Rule 8 “Notice and grounds of appeal

(1) Any appeal to the Court shall be by way of re-hearing and shall be brought by a notice referred to in these Rules as “notice of appeal”.

(2) The notice of appeal shall be filed in the Registry of the court below and shall

(a) set out the ground of appeal;

(b) state whether the whole or part only of the decision of the court below is complained of and in the latter case specify the part;

(c) state the nature of the relief sought; and

(d) state the names and addresses of all parties directly affected by the appeal.”


In order to further understand the nature of the document referred to as notice of appeal, it is also considered worthwhile to refer to Rule 10 (1) which deals with service of notice of appeal. It reads as follows:-


“The Registrar of the Court below shall, after the notice of appeal has been filed cause to be served a true copy of it on each of the parties mentioned in the notice of appeal.”


This is a clear reference to either the Circuit Court or the High Court which may be the Courts below. However, in the instant case the court below is the High Court, Kumasi. Furthermore, there is no evidence on record that the Registrar effected service of the first notice of appeal on any of the parties.


Secondly, the record of the case in the Court below had not yet been transmitted to the Court of Appeal in terms of Rule 17 set out supra. In otherwords, Form six (6) had not yet been served on the Court of Appeal to be seised with the appeal for it’s jurisdiction referred to in Rule 17 supra to be invoked.

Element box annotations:
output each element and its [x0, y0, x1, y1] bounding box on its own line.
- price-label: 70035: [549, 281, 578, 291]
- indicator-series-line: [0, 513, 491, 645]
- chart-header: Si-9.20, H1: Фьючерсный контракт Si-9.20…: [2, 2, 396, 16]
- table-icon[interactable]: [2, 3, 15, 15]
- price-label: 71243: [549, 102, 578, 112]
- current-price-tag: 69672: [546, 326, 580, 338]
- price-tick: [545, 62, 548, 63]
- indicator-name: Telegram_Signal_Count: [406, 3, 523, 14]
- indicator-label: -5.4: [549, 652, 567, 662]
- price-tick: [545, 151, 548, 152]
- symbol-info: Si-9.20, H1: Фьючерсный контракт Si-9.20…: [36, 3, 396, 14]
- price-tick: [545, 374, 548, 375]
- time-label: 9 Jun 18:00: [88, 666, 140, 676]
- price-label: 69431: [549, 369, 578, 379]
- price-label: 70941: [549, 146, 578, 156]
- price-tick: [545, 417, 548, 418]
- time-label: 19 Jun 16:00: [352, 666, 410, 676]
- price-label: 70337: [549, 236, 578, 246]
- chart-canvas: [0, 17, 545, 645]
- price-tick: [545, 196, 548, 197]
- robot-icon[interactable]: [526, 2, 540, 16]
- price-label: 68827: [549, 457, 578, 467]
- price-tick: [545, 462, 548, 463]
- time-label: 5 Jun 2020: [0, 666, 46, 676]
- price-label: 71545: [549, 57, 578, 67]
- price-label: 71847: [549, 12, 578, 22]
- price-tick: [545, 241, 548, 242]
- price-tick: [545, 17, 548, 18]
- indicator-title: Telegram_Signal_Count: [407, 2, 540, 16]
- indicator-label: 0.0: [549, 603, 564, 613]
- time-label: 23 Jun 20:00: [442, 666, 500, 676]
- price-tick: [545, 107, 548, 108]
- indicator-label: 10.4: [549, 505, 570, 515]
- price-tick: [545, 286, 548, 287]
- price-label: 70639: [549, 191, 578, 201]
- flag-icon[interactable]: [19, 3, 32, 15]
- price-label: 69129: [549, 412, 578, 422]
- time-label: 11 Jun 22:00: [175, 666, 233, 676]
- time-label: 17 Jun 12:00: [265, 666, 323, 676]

● Request A
In the passage on appeal rules, where must the notice of appeal be filed under Rule 8?
● Request B
Please carry the passage on appeal rules forward from its last sentence.
These entries were taken from a separate source.

● Expected output A
In the Registry of the court below.

● Expected output B
In the case of REPUBLIC V HIGH COURT, (HUMAN RIGHTS DIVISION), ACCRA, EX-PARTE AKITA [2010] SCGLR 374, the Supreme Court had occasion to pronounce on when the jurisdiction of the appellate court is invoked as follows:-

“It was well-settled that once the Civil Form 6 had been served on the trial High Court, that court no longer had jurisdiction over the case. At that point of the proceedings, the court with the appropriate jurisdiction would be the Court of Appeal. Since there was no doubt that the Form 6 had been served on the trial court, that should have effectively ended its jurisdiction. However, the trial High Court proceeded to hear the case for the reason that the motion had been pending in that court before service of the Civil Form 6. That reason was untenable. Rule 21 of the Court of Appeal Rules, 1997 (CI 19), anticipated the situation by which aspects of the case would be pending before the trial court. In that event, the trial court was duty bound to transfer the case to the Court of Appeal. Rule 21 of C.I. 19 was intended to obviate that kind of situation so as to avoid protracting the proceedings unnecessarily. The rule was not intended to prolong the jurisdiction of the trial Court which had been curtailed by the service of Form 6, REPUBLIC V HIGH COURT; EX-PARTE EVANGELICAL PRESBYTERIAN CHURCH OF GHANA [1991] 1 GLR 323, SC; and SHARDEY V ADAMTEY; SHARDEY V MARTEY (CONSOLIDATED) [1972] 2 GLR 380, CA cited.”

 “Per Ansah JSC concurring on issue of effect of rule 21 of CI 19. By this rule, i.e. rule 21, the High Court retains jurisdiction when the record is not ready for transmission or has for any reason not been transmitted to the Court of Appeal, with the corollary that as soon as it has been transmitted to the Court of Appeal, then its jurisdiction to entertain any application is curtailed except that whatever is meant for the Court of Appeal but was filed in the High Court must be forwarded to the latter court.”


What should be noted is that, after the filing of a notice of appeal, there are various processes that have to be complied with to give effect to it such as


settlement of appeal record, reference Rule 11 of C. I. 19 and thereafter;


the preparation of the record, and


finally it’s transmission to the Court of Appeal reference Rule 14 of C. I. 19.


It is therefore clear that since none of the above steps had been taken or could have been taken by the Plaintiffs and the Registrar on the 1st notice of appeal before it was withdrawn and another refiled, there is really no substance in the arguments of learned counsel for the Defendants. However, since quite considerable time and effort had been spent on it, it is deemed worthwhile to deal thoroughly with it in the following terms.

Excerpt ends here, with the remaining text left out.